_GIVEN EXERCISE_. Extract all lines from the data beneath that include the word "reports".

_ENTRIES SHOWN_.

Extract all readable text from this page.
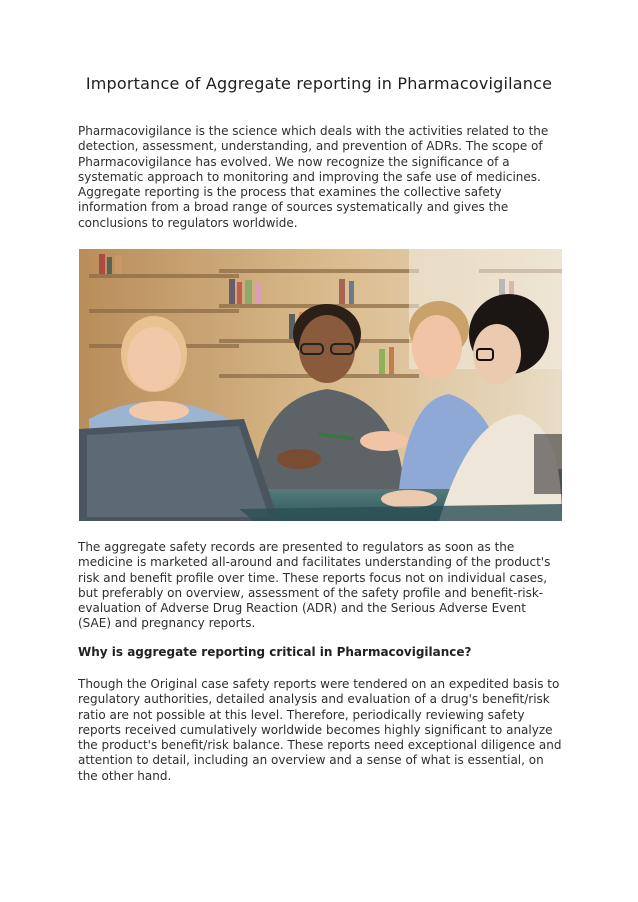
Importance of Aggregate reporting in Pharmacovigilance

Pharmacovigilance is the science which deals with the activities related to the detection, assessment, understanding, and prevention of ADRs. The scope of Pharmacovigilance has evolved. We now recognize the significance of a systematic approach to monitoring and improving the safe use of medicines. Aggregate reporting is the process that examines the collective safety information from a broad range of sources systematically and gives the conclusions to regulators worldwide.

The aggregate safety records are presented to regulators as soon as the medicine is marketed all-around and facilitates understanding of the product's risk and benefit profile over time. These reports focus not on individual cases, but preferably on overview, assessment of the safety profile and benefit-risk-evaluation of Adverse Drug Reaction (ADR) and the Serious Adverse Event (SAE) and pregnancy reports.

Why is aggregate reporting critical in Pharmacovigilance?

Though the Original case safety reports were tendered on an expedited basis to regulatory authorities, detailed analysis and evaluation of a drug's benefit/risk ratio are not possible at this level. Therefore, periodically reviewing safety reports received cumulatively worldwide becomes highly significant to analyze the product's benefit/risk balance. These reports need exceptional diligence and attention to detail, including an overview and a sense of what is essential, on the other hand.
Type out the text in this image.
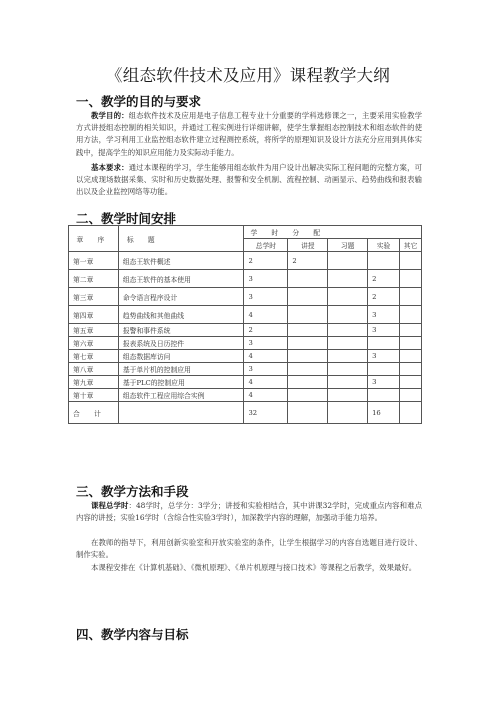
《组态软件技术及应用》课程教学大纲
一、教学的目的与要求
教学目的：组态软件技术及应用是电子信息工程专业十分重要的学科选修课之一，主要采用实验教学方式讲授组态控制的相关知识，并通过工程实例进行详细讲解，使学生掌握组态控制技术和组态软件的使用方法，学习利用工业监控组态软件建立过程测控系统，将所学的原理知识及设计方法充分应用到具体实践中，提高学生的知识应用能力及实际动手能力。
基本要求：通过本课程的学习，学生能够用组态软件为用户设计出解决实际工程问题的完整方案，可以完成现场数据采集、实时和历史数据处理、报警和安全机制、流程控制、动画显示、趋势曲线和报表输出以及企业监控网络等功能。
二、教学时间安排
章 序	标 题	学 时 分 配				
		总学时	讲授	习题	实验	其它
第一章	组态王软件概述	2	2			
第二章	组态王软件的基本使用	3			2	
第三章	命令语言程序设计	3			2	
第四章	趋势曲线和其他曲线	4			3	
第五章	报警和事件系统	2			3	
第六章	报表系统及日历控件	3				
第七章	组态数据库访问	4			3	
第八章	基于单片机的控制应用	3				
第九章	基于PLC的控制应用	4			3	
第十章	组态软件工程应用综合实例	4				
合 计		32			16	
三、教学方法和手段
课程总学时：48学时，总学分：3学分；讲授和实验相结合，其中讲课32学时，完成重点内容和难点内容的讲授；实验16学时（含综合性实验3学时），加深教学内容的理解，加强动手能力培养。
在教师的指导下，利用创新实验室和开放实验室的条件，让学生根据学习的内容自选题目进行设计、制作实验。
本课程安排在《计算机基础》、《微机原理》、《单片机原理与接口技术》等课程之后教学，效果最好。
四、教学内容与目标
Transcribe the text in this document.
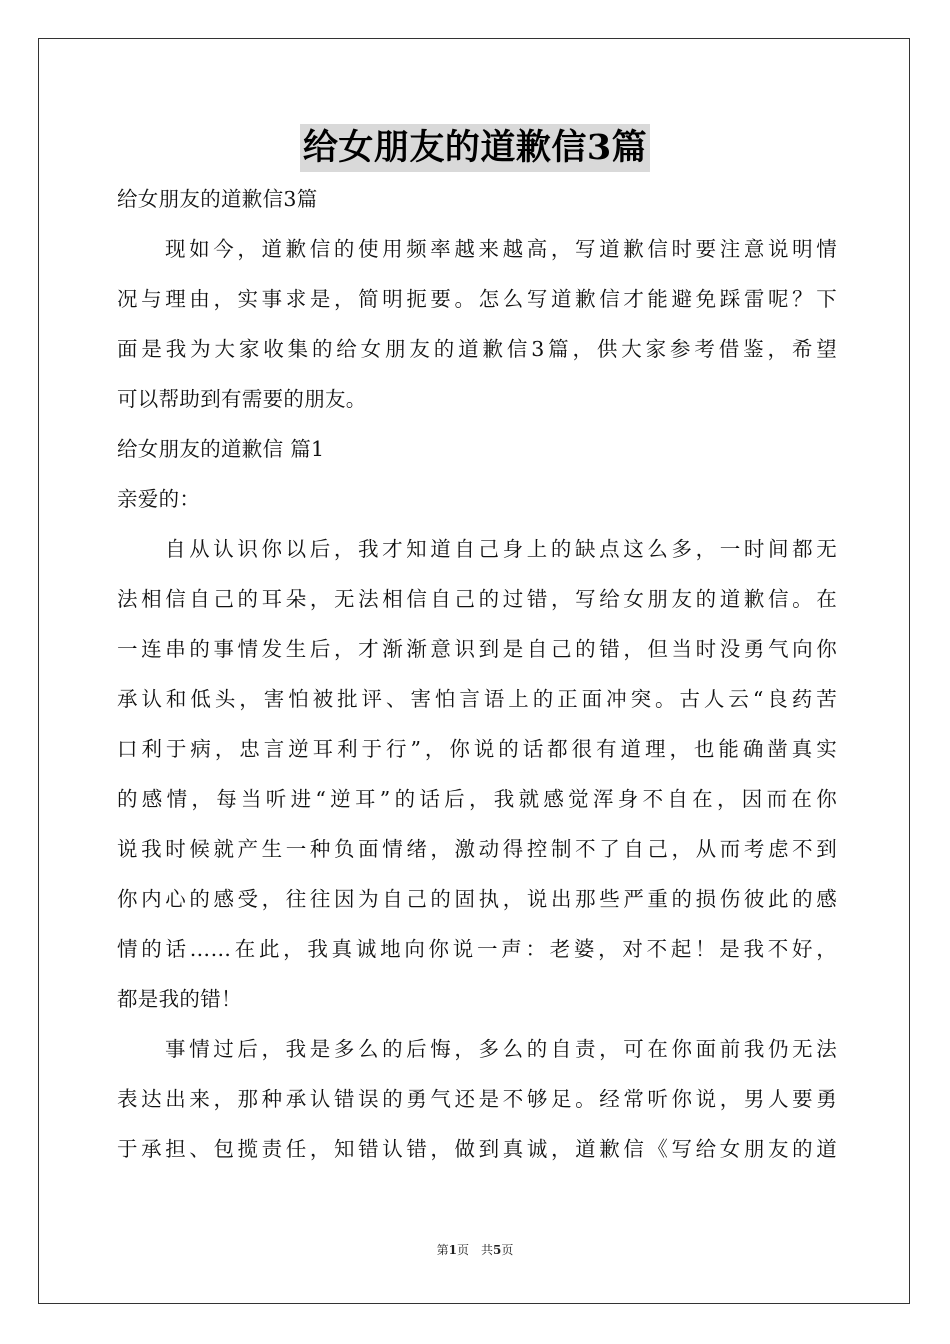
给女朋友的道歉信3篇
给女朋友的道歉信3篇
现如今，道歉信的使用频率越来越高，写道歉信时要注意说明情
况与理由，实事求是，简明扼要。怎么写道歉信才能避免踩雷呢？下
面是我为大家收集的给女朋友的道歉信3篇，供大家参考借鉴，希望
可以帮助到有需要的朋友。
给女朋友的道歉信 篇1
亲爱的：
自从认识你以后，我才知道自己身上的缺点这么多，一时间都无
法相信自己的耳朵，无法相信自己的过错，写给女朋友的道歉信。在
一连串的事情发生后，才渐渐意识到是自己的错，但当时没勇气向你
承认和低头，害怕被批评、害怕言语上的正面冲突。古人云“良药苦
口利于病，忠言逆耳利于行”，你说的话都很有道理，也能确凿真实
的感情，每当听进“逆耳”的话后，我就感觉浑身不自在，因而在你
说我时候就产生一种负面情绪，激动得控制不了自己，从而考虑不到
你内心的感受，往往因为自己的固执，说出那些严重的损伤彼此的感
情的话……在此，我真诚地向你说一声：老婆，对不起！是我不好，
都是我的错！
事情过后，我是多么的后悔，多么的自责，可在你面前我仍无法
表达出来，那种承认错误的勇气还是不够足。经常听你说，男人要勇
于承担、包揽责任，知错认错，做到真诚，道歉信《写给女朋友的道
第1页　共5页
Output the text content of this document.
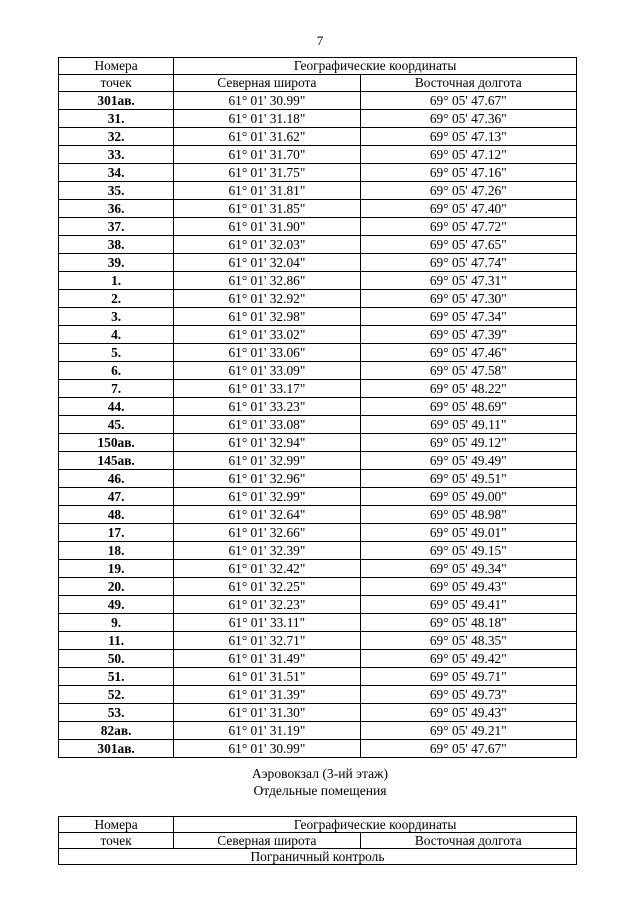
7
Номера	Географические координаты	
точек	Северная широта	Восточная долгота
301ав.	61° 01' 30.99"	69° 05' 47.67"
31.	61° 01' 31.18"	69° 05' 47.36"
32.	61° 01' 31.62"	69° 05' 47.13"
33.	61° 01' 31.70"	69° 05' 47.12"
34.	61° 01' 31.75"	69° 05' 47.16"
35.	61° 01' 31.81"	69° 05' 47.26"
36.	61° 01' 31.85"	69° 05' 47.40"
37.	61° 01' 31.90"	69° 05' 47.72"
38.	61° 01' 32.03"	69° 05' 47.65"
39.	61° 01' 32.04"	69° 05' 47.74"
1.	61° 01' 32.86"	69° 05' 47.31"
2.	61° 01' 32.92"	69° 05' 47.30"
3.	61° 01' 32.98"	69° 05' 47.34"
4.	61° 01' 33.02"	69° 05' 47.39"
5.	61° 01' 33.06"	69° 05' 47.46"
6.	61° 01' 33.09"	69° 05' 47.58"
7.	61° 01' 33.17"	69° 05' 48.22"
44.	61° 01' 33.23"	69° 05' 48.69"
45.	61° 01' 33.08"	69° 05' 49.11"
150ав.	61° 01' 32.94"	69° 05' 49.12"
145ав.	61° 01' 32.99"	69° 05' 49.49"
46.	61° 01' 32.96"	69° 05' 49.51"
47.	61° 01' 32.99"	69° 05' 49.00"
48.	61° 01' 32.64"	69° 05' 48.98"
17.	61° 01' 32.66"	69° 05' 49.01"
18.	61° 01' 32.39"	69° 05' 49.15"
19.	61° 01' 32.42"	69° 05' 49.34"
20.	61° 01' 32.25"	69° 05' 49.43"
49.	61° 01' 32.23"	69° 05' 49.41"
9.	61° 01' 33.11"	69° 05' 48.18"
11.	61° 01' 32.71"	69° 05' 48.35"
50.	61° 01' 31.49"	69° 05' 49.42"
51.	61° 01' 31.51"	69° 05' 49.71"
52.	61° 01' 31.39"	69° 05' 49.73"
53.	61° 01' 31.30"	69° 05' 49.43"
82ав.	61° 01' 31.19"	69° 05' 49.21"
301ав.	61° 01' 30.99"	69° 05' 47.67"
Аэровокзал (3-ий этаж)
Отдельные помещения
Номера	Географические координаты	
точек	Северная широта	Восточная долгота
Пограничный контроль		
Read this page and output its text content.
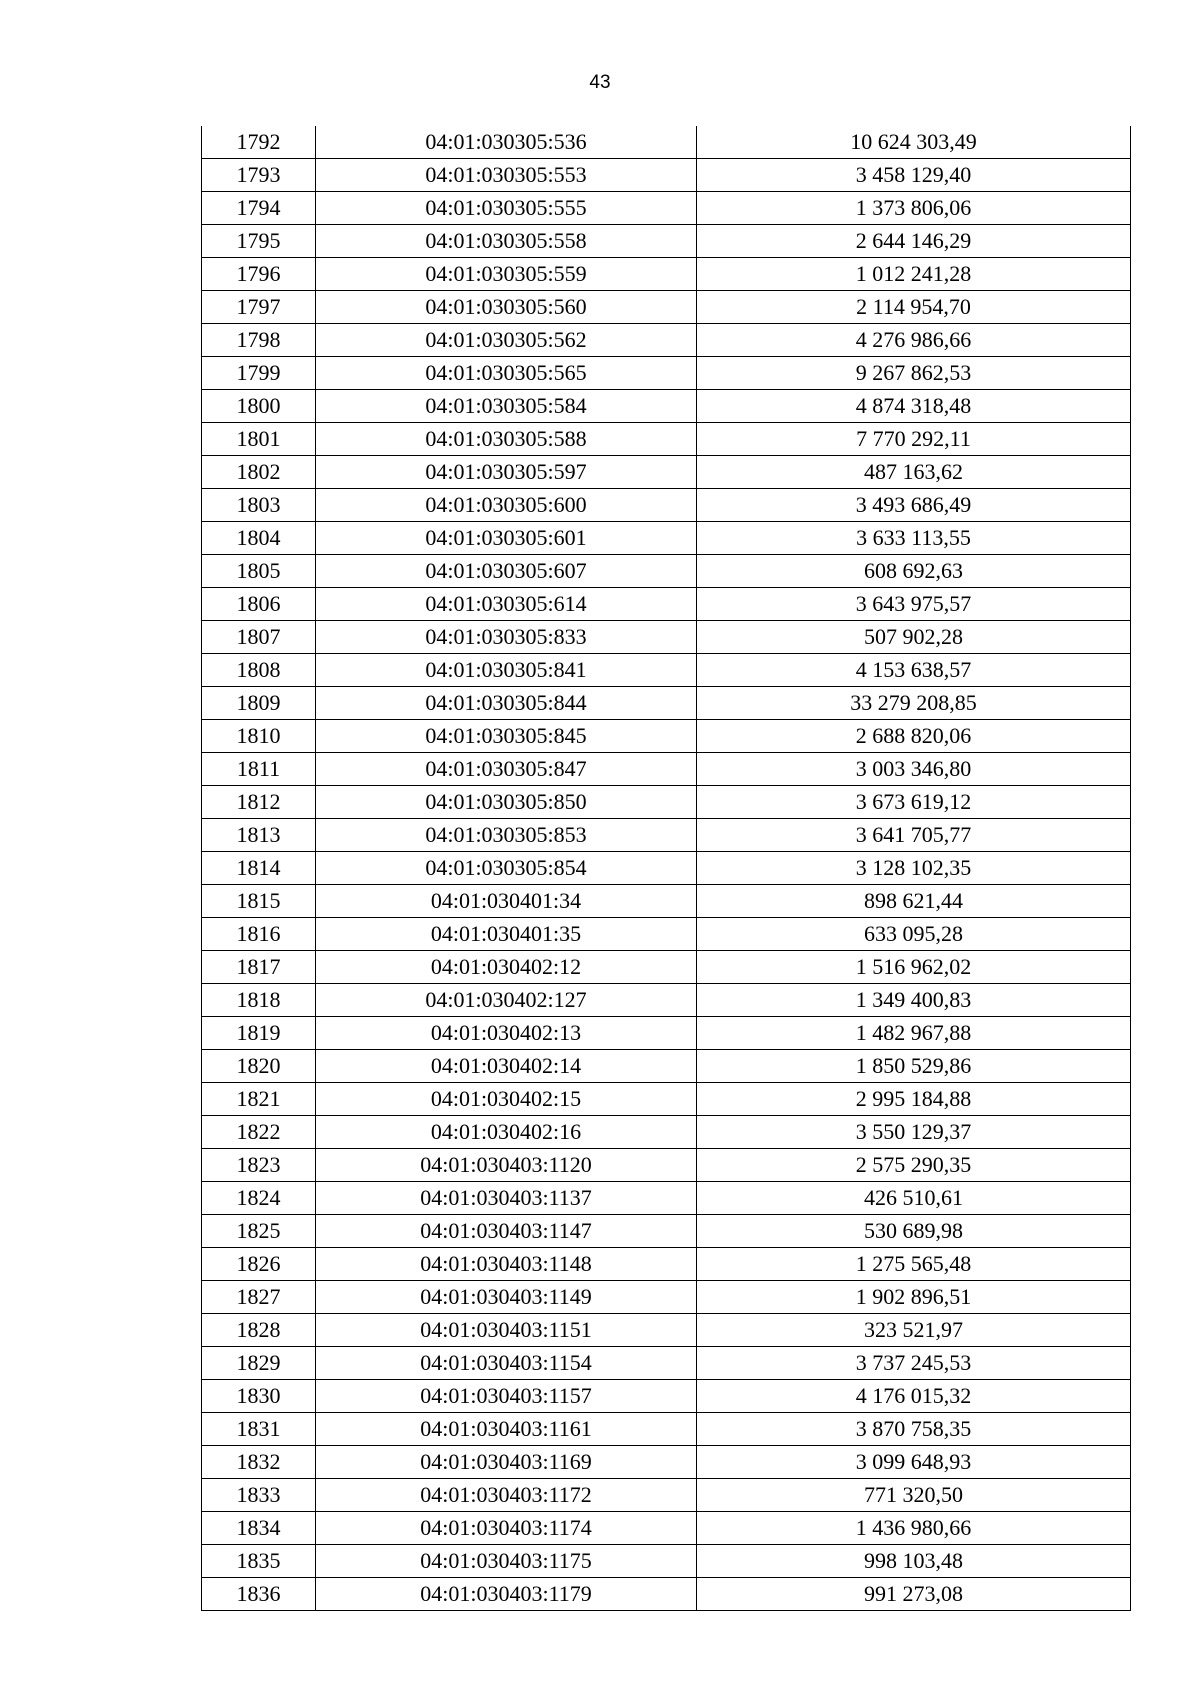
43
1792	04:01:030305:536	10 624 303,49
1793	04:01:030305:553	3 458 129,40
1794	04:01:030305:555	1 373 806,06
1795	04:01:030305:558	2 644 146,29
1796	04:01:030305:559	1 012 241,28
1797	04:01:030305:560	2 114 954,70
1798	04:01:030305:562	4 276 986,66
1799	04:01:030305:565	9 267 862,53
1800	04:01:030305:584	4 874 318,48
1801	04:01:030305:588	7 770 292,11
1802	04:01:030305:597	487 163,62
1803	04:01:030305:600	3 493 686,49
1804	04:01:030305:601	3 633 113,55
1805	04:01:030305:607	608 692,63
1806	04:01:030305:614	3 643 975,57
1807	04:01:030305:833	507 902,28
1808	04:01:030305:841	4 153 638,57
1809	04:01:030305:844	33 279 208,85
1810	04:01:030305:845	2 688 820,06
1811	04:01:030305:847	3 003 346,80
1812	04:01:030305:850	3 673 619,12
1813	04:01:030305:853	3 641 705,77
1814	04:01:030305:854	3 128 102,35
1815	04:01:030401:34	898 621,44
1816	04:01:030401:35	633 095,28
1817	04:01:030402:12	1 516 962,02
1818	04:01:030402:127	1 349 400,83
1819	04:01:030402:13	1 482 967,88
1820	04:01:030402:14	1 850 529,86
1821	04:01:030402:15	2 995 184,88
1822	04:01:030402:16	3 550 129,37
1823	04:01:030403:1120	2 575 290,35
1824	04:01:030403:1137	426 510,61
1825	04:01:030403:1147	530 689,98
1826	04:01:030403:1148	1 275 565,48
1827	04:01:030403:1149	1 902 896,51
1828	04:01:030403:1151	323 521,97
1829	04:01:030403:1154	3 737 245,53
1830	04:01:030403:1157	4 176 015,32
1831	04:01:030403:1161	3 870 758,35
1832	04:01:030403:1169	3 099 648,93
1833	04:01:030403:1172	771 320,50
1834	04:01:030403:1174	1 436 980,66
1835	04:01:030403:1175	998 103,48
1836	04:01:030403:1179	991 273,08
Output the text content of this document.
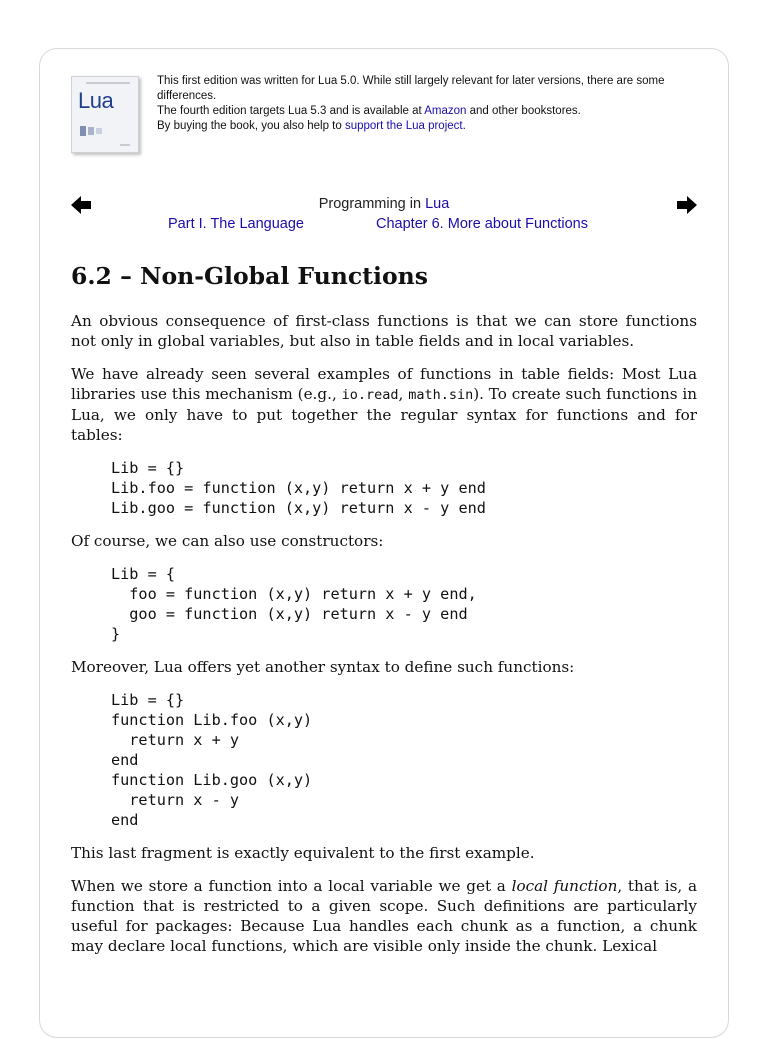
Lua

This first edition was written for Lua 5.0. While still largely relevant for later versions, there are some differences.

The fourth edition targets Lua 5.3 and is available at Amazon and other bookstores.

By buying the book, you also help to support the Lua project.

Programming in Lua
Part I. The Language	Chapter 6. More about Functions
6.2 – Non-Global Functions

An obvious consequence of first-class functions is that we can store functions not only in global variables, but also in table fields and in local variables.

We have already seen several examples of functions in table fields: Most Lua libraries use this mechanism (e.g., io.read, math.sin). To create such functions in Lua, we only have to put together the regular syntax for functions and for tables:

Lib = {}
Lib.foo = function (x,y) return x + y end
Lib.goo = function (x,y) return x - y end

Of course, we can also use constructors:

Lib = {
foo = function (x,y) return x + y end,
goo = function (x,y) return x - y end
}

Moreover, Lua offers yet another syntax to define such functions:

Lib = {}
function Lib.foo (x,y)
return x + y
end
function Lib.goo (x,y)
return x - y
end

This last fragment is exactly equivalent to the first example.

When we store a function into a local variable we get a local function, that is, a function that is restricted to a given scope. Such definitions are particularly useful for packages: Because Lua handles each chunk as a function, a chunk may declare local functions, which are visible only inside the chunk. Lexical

_SOLUTION_.
The aggregate safety records are presented to regulators as soon as the medicine is marketed all-around and facilitates understanding of the product's risk and benefit profile over time. These reports focus not on individual cases, but preferably on overview, assessment of the safety profile and benefit-risk-evaluation of Adverse Drug Reaction (ADR) and the Serious Adverse Event (SAE) and pregnancy reports.
Though the Original case safety reports were tendered on an expedited basis to regulatory authorities, detailed analysis and evaluation of a drug's benefit/risk ratio are not possible at this level. Therefore, periodically reviewing safety reports received cumulatively worldwide becomes highly significant to analyze the product's benefit/risk balance. These reports need exceptional diligence and attention to detail, including an overview and a sense of what is essential, on the other hand.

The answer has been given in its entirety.